| Goal |
In the data, extract each line that holds the string "体会其中蕴含的作者的思想感情".

| Given information |
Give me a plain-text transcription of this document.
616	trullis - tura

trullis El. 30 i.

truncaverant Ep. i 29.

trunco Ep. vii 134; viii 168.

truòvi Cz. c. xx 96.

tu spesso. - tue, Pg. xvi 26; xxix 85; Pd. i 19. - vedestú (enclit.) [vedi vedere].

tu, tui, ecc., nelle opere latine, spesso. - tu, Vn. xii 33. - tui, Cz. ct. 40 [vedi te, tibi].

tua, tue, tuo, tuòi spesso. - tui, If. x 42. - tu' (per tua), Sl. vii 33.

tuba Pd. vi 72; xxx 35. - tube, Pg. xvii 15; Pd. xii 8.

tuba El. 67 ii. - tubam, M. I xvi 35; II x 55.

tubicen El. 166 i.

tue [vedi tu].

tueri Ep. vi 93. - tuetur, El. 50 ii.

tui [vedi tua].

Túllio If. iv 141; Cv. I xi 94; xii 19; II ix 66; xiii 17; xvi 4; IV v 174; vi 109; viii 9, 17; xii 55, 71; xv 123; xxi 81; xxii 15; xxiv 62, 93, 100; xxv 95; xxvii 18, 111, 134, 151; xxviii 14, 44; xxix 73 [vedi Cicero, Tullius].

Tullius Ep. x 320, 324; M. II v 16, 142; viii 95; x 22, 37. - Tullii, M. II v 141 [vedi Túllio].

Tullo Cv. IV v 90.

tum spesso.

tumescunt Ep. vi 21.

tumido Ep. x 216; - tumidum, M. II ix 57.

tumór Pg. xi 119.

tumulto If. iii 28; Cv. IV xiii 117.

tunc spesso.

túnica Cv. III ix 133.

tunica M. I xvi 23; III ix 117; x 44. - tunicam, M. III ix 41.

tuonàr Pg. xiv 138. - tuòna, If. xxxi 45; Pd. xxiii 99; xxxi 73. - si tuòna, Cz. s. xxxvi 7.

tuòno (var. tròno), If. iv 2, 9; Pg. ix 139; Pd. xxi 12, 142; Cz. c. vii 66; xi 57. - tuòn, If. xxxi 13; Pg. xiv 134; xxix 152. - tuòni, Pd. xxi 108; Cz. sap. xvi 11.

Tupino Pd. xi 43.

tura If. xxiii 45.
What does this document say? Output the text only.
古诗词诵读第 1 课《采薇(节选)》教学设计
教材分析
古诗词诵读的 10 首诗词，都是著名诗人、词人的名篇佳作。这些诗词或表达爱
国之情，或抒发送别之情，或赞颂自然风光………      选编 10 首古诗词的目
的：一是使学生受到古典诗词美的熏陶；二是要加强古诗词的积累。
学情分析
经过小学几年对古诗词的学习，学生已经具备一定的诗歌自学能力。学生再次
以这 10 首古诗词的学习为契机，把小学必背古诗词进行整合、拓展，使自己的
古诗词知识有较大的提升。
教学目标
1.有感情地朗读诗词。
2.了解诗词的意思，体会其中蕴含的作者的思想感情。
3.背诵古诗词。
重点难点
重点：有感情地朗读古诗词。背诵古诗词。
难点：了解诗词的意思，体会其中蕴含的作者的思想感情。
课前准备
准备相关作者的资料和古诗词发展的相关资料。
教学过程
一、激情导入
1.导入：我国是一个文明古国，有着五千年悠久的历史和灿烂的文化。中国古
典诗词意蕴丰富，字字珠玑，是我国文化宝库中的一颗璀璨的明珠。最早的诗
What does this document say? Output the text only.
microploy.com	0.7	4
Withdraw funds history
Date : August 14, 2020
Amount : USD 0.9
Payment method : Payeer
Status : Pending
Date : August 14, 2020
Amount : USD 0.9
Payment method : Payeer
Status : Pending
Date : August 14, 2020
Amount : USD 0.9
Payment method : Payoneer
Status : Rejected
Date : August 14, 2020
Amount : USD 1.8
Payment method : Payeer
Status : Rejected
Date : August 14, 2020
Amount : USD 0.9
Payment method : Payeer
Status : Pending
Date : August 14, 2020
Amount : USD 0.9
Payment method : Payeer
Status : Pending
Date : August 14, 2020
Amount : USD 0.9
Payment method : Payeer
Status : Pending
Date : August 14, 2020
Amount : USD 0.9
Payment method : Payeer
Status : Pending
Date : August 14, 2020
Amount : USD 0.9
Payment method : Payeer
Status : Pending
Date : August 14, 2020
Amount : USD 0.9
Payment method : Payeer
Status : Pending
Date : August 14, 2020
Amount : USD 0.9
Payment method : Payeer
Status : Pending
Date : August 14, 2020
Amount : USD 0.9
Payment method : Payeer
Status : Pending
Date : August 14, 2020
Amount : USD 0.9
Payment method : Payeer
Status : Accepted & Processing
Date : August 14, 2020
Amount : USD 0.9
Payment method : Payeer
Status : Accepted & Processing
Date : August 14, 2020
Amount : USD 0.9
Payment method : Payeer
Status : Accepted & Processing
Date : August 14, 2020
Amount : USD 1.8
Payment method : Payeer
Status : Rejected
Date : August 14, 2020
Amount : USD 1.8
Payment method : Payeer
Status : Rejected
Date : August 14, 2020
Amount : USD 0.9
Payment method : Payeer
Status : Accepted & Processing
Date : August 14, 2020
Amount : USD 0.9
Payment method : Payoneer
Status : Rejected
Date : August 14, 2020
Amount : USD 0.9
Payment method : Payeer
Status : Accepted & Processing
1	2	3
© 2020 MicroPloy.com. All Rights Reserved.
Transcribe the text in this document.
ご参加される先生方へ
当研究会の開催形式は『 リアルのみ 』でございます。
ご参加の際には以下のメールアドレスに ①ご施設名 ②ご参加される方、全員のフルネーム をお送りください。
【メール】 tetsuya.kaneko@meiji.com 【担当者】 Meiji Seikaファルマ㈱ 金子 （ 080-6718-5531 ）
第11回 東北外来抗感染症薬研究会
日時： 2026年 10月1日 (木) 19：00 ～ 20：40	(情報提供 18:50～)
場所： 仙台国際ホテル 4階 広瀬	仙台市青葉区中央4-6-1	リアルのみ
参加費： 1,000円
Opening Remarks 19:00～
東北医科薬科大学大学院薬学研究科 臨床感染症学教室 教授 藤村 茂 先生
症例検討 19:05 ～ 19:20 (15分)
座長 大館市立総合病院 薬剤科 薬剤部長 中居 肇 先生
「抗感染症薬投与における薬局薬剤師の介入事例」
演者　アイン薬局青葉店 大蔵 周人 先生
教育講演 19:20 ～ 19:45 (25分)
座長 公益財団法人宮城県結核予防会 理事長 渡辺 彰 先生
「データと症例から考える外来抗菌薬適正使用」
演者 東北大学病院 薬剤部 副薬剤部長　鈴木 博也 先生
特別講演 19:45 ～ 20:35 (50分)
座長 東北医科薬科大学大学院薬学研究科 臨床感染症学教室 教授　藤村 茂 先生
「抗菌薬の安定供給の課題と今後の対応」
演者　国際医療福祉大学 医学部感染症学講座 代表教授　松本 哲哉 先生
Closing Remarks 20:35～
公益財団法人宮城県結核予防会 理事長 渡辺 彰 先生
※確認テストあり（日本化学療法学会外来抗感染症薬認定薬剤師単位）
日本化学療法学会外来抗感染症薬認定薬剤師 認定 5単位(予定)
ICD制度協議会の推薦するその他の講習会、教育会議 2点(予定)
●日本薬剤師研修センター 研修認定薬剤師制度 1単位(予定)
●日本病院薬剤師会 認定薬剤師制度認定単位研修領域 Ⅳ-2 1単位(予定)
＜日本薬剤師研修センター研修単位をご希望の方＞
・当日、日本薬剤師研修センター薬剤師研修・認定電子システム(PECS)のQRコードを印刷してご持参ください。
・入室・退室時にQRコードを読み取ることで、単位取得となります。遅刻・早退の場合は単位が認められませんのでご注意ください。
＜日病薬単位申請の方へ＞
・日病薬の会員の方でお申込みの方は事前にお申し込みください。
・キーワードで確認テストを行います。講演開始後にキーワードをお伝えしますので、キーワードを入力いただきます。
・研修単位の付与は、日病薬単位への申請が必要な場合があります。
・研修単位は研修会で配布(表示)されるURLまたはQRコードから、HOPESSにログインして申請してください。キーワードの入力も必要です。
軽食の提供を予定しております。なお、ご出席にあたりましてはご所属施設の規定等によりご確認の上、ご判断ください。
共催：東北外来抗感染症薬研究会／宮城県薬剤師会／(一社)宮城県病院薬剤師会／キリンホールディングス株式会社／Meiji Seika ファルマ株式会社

| Exercise solution |
2.了解诗词的意思，体会其中蕴含的作者的思想感情。
难点：了解诗词的意思，体会其中蕴含的作者的思想感情。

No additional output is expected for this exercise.